"""

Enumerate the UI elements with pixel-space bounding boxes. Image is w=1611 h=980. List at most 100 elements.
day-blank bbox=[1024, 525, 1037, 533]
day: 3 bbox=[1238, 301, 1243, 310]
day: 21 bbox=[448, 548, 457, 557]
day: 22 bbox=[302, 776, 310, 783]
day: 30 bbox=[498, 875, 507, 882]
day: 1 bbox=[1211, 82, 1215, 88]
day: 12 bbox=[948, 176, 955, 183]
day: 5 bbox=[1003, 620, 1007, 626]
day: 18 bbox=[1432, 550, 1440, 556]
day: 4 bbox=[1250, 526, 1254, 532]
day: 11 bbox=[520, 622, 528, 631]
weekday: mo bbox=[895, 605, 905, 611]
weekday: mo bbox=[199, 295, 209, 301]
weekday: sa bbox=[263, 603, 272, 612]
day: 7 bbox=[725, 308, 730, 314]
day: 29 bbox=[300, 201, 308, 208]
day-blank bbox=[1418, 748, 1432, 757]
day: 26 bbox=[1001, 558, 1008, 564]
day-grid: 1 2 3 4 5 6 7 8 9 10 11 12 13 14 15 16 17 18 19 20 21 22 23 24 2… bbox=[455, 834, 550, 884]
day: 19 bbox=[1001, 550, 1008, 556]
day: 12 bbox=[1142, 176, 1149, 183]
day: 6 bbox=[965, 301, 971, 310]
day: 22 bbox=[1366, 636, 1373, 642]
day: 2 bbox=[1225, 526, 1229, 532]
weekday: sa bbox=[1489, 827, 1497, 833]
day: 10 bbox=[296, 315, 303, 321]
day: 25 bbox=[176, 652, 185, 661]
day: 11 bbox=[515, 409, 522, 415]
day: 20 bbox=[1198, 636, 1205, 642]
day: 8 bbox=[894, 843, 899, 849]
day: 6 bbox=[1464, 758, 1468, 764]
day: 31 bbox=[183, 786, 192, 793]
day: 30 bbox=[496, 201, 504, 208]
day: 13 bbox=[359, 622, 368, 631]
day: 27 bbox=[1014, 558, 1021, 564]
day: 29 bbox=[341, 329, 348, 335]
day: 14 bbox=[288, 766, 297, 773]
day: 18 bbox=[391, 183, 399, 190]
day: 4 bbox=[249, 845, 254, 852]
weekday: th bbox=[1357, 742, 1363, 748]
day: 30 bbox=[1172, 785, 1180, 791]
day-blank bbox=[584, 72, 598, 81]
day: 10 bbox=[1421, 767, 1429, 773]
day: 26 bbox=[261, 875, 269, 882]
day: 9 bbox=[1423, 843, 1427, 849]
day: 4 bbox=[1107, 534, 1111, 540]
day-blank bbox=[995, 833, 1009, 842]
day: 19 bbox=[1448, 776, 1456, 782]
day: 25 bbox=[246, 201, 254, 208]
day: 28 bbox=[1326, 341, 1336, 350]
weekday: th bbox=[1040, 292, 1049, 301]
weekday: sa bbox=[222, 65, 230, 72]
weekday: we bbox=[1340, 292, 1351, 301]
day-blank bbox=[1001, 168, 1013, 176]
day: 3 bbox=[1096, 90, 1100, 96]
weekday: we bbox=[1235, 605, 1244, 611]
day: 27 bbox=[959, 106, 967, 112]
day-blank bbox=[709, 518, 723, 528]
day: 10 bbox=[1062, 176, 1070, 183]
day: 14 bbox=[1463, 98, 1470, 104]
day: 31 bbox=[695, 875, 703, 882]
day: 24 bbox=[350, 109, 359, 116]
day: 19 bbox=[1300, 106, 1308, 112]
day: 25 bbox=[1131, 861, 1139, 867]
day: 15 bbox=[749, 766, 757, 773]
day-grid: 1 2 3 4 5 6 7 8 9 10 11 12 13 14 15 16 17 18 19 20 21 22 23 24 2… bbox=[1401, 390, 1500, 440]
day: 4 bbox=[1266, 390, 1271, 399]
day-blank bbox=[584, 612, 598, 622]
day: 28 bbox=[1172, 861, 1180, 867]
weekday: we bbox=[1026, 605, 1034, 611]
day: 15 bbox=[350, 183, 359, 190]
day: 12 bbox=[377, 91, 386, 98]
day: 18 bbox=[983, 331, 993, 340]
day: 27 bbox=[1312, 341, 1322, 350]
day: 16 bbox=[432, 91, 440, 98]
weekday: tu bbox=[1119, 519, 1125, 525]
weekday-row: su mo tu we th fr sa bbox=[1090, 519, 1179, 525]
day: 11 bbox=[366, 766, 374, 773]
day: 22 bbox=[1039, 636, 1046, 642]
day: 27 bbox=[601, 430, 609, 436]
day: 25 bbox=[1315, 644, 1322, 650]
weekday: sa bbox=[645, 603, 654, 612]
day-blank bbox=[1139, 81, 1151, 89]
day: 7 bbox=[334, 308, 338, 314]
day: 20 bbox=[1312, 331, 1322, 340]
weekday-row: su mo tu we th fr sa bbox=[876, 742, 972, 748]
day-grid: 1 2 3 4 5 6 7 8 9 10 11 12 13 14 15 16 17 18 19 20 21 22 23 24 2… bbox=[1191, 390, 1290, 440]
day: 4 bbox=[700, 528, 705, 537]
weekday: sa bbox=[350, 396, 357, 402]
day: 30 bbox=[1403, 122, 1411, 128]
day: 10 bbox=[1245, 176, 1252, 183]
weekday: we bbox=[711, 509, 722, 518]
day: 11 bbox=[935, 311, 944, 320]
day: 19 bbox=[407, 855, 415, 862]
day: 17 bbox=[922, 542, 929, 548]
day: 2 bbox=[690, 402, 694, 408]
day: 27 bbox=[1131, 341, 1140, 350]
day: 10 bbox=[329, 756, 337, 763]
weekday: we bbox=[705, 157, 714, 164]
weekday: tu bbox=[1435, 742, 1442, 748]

"""

[DESAFIO] Edite todas as linhas acima e substitua "day-blank" por "dia-vazio". O restante deve permanecer sem alterações.

[TAREFA CONCLUÍDA]
Enumerate the UI elements with pixel-space bounding boxes. Image is w=1611 h=980. List at most 100 elements.
dia-vazio bbox=[1024, 525, 1037, 533]
day: 3 bbox=[1238, 301, 1243, 310]
day: 21 bbox=[448, 548, 457, 557]
day: 22 bbox=[302, 776, 310, 783]
day: 30 bbox=[498, 875, 507, 882]
day: 1 bbox=[1211, 82, 1215, 88]
day: 12 bbox=[948, 176, 955, 183]
day: 5 bbox=[1003, 620, 1007, 626]
day: 18 bbox=[1432, 550, 1440, 556]
day: 4 bbox=[1250, 526, 1254, 532]
day: 11 bbox=[520, 622, 528, 631]
weekday: mo bbox=[895, 605, 905, 611]
weekday: mo bbox=[199, 295, 209, 301]
weekday: sa bbox=[263, 603, 272, 612]
day: 7 bbox=[725, 308, 730, 314]
day: 29 bbox=[300, 201, 308, 208]
dia-vazio bbox=[1418, 748, 1432, 757]
day: 26 bbox=[1001, 558, 1008, 564]
day-grid: 1 2 3 4 5 6 7 8 9 10 11 12 13 14 15 16 17 18 19 20 21 22 23 24 2… bbox=[455, 834, 550, 884]
day: 19 bbox=[1001, 550, 1008, 556]
day: 12 bbox=[1142, 176, 1149, 183]
day: 6 bbox=[965, 301, 971, 310]
day: 22 bbox=[1366, 636, 1373, 642]
day: 2 bbox=[1225, 526, 1229, 532]
weekday: sa bbox=[1489, 827, 1497, 833]
day: 10 bbox=[296, 315, 303, 321]
day: 25 bbox=[176, 652, 185, 661]
day: 11 bbox=[515, 409, 522, 415]
day: 20 bbox=[1198, 636, 1205, 642]
day: 8 bbox=[894, 843, 899, 849]
day: 6 bbox=[1464, 758, 1468, 764]
day: 31 bbox=[183, 786, 192, 793]
day: 30 bbox=[496, 201, 504, 208]
day: 13 bbox=[359, 622, 368, 631]
day: 27 bbox=[1014, 558, 1021, 564]
day: 29 bbox=[341, 329, 348, 335]
day: 14 bbox=[288, 766, 297, 773]
day: 18 bbox=[391, 183, 399, 190]
day: 4 bbox=[249, 845, 254, 852]
weekday: th bbox=[1357, 742, 1363, 748]
day: 30 bbox=[1172, 785, 1180, 791]
dia-vazio bbox=[584, 72, 598, 81]
day: 10 bbox=[1421, 767, 1429, 773]
day: 26 bbox=[261, 875, 269, 882]
day: 9 bbox=[1423, 843, 1427, 849]
day: 4 bbox=[1107, 534, 1111, 540]
dia-vazio bbox=[995, 833, 1009, 842]
day: 19 bbox=[1448, 776, 1456, 782]
day: 25 bbox=[246, 201, 254, 208]
day: 28 bbox=[1326, 341, 1336, 350]
weekday: th bbox=[1040, 292, 1049, 301]
weekday: sa bbox=[222, 65, 230, 72]
weekday: we bbox=[1340, 292, 1351, 301]
dia-vazio bbox=[1001, 168, 1013, 176]
day: 3 bbox=[1096, 90, 1100, 96]
weekday: we bbox=[1235, 605, 1244, 611]
day: 27 bbox=[959, 106, 967, 112]
dia-vazio bbox=[709, 518, 723, 528]
day: 10 bbox=[1062, 176, 1070, 183]
day: 14 bbox=[1463, 98, 1470, 104]
day: 31 bbox=[695, 875, 703, 882]
day: 24 bbox=[350, 109, 359, 116]
day: 19 bbox=[1300, 106, 1308, 112]
day: 25 bbox=[1131, 861, 1139, 867]
day: 15 bbox=[749, 766, 757, 773]
day-grid: 1 2 3 4 5 6 7 8 9 10 11 12 13 14 15 16 17 18 19 20 21 22 23 24 2… bbox=[1401, 390, 1500, 440]
day: 4 bbox=[1266, 390, 1271, 399]
dia-vazio bbox=[584, 612, 598, 622]
day: 28 bbox=[1172, 861, 1180, 867]
weekday: we bbox=[1026, 605, 1034, 611]
day: 15 bbox=[350, 183, 359, 190]
day: 12 bbox=[377, 91, 386, 98]
day: 18 bbox=[983, 331, 993, 340]
day: 27 bbox=[1312, 341, 1322, 350]
day: 16 bbox=[432, 91, 440, 98]
weekday: tu bbox=[1119, 519, 1125, 525]
weekday-row: su mo tu we th fr sa bbox=[1090, 519, 1179, 525]
day: 11 bbox=[366, 766, 374, 773]
day: 22 bbox=[1039, 636, 1046, 642]
day: 27 bbox=[601, 430, 609, 436]
day: 25 bbox=[1315, 644, 1322, 650]
weekday: sa bbox=[645, 603, 654, 612]
dia-vazio bbox=[1139, 81, 1151, 89]
day: 7 bbox=[334, 308, 338, 314]
day: 20 bbox=[1312, 331, 1322, 340]
weekday-row: su mo tu we th fr sa bbox=[876, 742, 972, 748]
day-grid: 1 2 3 4 5 6 7 8 9 10 11 12 13 14 15 16 17 18 19 20 21 22 23 24 2… bbox=[1191, 390, 1290, 440]
day: 4 bbox=[700, 528, 705, 537]
weekday: sa bbox=[350, 396, 357, 402]
day: 30 bbox=[1403, 122, 1411, 128]
day: 10 bbox=[1245, 176, 1252, 183]
weekday: we bbox=[711, 509, 722, 518]
day: 11 bbox=[935, 311, 944, 320]
day: 19 bbox=[407, 855, 415, 862]
day: 17 bbox=[922, 542, 929, 548]
day: 2 bbox=[690, 402, 694, 408]
day: 27 bbox=[1131, 341, 1140, 350]
day: 10 bbox=[329, 756, 337, 763]
weekday: we bbox=[705, 157, 714, 164]
weekday: tu bbox=[1435, 742, 1442, 748]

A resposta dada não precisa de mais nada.